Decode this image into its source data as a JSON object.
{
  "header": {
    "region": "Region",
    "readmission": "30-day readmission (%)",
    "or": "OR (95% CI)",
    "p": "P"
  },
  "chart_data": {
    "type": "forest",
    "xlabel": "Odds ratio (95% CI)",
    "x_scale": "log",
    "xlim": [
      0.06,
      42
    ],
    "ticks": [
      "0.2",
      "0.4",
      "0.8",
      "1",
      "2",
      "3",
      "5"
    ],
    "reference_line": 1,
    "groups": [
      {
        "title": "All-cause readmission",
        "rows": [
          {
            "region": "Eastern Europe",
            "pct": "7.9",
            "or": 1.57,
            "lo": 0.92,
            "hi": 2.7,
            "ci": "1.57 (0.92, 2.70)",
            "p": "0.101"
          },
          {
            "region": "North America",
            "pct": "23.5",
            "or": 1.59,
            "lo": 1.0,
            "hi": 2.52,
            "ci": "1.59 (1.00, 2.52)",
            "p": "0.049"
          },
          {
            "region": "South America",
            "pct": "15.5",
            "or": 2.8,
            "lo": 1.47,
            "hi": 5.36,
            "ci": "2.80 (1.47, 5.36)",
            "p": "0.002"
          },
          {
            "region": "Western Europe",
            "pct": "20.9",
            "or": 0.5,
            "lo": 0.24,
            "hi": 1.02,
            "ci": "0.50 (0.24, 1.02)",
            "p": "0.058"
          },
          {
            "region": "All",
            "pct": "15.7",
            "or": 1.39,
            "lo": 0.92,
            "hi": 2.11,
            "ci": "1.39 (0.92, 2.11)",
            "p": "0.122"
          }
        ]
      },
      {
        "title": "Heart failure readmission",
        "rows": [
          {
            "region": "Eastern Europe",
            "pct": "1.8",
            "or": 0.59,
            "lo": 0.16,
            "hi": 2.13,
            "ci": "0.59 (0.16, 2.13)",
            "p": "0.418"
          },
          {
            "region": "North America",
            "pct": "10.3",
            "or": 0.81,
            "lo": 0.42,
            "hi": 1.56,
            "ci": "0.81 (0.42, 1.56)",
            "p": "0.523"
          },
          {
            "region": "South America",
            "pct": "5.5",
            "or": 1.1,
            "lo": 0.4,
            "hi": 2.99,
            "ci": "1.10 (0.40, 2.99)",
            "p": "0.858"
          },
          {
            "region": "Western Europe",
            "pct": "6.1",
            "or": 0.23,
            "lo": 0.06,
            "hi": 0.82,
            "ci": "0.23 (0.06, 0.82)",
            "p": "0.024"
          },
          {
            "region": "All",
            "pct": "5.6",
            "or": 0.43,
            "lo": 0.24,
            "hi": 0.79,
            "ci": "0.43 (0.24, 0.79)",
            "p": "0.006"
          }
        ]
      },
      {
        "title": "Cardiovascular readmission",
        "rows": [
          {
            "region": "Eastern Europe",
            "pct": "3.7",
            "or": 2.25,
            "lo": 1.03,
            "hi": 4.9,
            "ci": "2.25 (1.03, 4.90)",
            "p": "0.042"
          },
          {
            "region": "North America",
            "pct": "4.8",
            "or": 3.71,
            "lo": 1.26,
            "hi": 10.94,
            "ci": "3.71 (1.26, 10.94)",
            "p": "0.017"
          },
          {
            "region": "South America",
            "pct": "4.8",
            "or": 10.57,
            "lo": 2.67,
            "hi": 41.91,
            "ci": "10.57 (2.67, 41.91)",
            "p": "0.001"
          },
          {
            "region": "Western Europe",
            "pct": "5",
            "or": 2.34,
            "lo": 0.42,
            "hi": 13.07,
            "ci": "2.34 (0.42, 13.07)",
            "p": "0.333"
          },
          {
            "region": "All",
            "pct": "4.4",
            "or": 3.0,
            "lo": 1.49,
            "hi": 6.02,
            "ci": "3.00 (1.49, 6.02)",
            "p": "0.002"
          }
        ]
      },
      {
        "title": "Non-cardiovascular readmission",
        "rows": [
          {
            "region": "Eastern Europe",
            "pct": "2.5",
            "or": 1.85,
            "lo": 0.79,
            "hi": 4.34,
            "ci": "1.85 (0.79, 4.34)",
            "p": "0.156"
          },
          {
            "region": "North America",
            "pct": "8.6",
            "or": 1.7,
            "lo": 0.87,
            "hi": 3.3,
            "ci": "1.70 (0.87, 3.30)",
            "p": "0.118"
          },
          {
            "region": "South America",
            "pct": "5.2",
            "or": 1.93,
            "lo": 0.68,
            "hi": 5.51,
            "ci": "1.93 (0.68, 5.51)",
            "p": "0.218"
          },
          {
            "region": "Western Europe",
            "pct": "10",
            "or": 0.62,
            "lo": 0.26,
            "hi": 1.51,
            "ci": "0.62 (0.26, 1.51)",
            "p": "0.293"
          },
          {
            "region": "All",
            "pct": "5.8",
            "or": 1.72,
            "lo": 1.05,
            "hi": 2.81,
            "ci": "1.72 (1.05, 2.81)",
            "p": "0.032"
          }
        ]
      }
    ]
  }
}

Task details:
Reproduce the material verbatim, line by line.

Exercise answer:
Decode this image into its source data as a JSON object.
{
  "header": {
    "region": "Region",
    "readmission": "30-day readmission (%)",
    "or": "OR (95% CI)",
    "p": "P"
  },
  "chart_data": {
    "type": "forest",
    "xlabel": "Odds ratio (95% CI)",
    "x_scale": "log",
    "xlim": [
      0.06,
      42
    ],
    "ticks": [
      "0.2",
      "0.4",
      "0.8",
      "1",
      "2",
      "3",
      "5"
    ],
    "reference_line": 1,
    "groups": [
      {
        "title": "All-cause readmission",
        "rows": [
          {
            "region": "Eastern Europe",
            "pct": "7.9",
            "or": 1.57,
            "lo": 0.92,
            "hi": 2.7,
            "ci": "1.57 (0.92, 2.70)",
            "p": "0.101"
          },
          {
            "region": "North America",
            "pct": "23.5",
            "or": 1.59,
            "lo": 1.0,
            "hi": 2.52,
            "ci": "1.59 (1.00, 2.52)",
            "p": "0.049"
          },
          {
            "region": "South America",
            "pct": "15.5",
            "or": 2.8,
            "lo": 1.47,
            "hi": 5.36,
            "ci": "2.80 (1.47, 5.36)",
            "p": "0.002"
          },
          {
            "region": "Western Europe",
            "pct": "20.9",
            "or": 0.5,
            "lo": 0.24,
            "hi": 1.02,
            "ci": "0.50 (0.24, 1.02)",
            "p": "0.058"
          },
          {
            "region": "All",
            "pct": "15.7",
            "or": 1.39,
            "lo": 0.92,
            "hi": 2.11,
            "ci": "1.39 (0.92, 2.11)",
            "p": "0.122"
          }
        ]
      },
      {
        "title": "Heart failure readmission",
        "rows": [
          {
            "region": "Eastern Europe",
            "pct": "1.8",
            "or": 0.59,
            "lo": 0.16,
            "hi": 2.13,
            "ci": "0.59 (0.16, 2.13)",
            "p": "0.418"
          },
          {
            "region": "North America",
            "pct": "10.3",
            "or": 0.81,
            "lo": 0.42,
            "hi": 1.56,
            "ci": "0.81 (0.42, 1.56)",
            "p": "0.523"
          },
          {
            "region": "South America",
            "pct": "5.5",
            "or": 1.1,
            "lo": 0.4,
            "hi": 2.99,
            "ci": "1.10 (0.40, 2.99)",
            "p": "0.858"
          },
          {
            "region": "Western Europe",
            "pct": "6.1",
            "or": 0.23,
            "lo": 0.06,
            "hi": 0.82,
            "ci": "0.23 (0.06, 0.82)",
            "p": "0.024"
          },
          {
            "region": "All",
            "pct": "5.6",
            "or": 0.43,
            "lo": 0.24,
            "hi": 0.79,
            "ci": "0.43 (0.24, 0.79)",
            "p": "0.006"
          }
        ]
      },
      {
        "title": "Cardiovascular readmission",
        "rows": [
          {
            "region": "Eastern Europe",
            "pct": "3.7",
            "or": 2.25,
            "lo": 1.03,
            "hi": 4.9,
            "ci": "2.25 (1.03, 4.90)",
            "p": "0.042"
          },
          {
            "region": "North America",
            "pct": "4.8",
            "or": 3.71,
            "lo": 1.26,
            "hi": 10.94,
            "ci": "3.71 (1.26, 10.94)",
            "p": "0.017"
          },
          {
            "region": "South America",
            "pct": "4.8",
            "or": 10.57,
            "lo": 2.67,
            "hi": 41.91,
            "ci": "10.57 (2.67, 41.91)",
            "p": "0.001"
          },
          {
            "region": "Western Europe",
            "pct": "5",
            "or": 2.34,
            "lo": 0.42,
            "hi": 13.07,
            "ci": "2.34 (0.42, 13.07)",
            "p": "0.333"
          },
          {
            "region": "All",
            "pct": "4.4",
            "or": 3.0,
            "lo": 1.49,
            "hi": 6.02,
            "ci": "3.00 (1.49, 6.02)",
            "p": "0.002"
          }
        ]
      },
      {
        "title": "Non-cardiovascular readmission",
        "rows": [
          {
            "region": "Eastern Europe",
            "pct": "2.5",
            "or": 1.85,
            "lo": 0.79,
            "hi": 4.34,
            "ci": "1.85 (0.79, 4.34)",
            "p": "0.156"
          },
          {
            "region": "North America",
            "pct": "8.6",
            "or": 1.7,
            "lo": 0.87,
            "hi": 3.3,
            "ci": "1.70 (0.87, 3.30)",
            "p": "0.118"
          },
          {
            "region": "South America",
            "pct": "5.2",
            "or": 1.93,
            "lo": 0.68,
            "hi": 5.51,
            "ci": "1.93 (0.68, 5.51)",
            "p": "0.218"
          },
          {
            "region": "Western Europe",
            "pct": "10",
            "or": 0.62,
            "lo": 0.26,
            "hi": 1.51,
            "ci": "0.62 (0.26, 1.51)",
            "p": "0.293"
          },
          {
            "region": "All",
            "pct": "5.8",
            "or": 1.72,
            "lo": 1.05,
            "hi": 2.81,
            "ci": "1.72 (1.05, 2.81)",
            "p": "0.032"
          }
        ]
      }
    ]
  }
}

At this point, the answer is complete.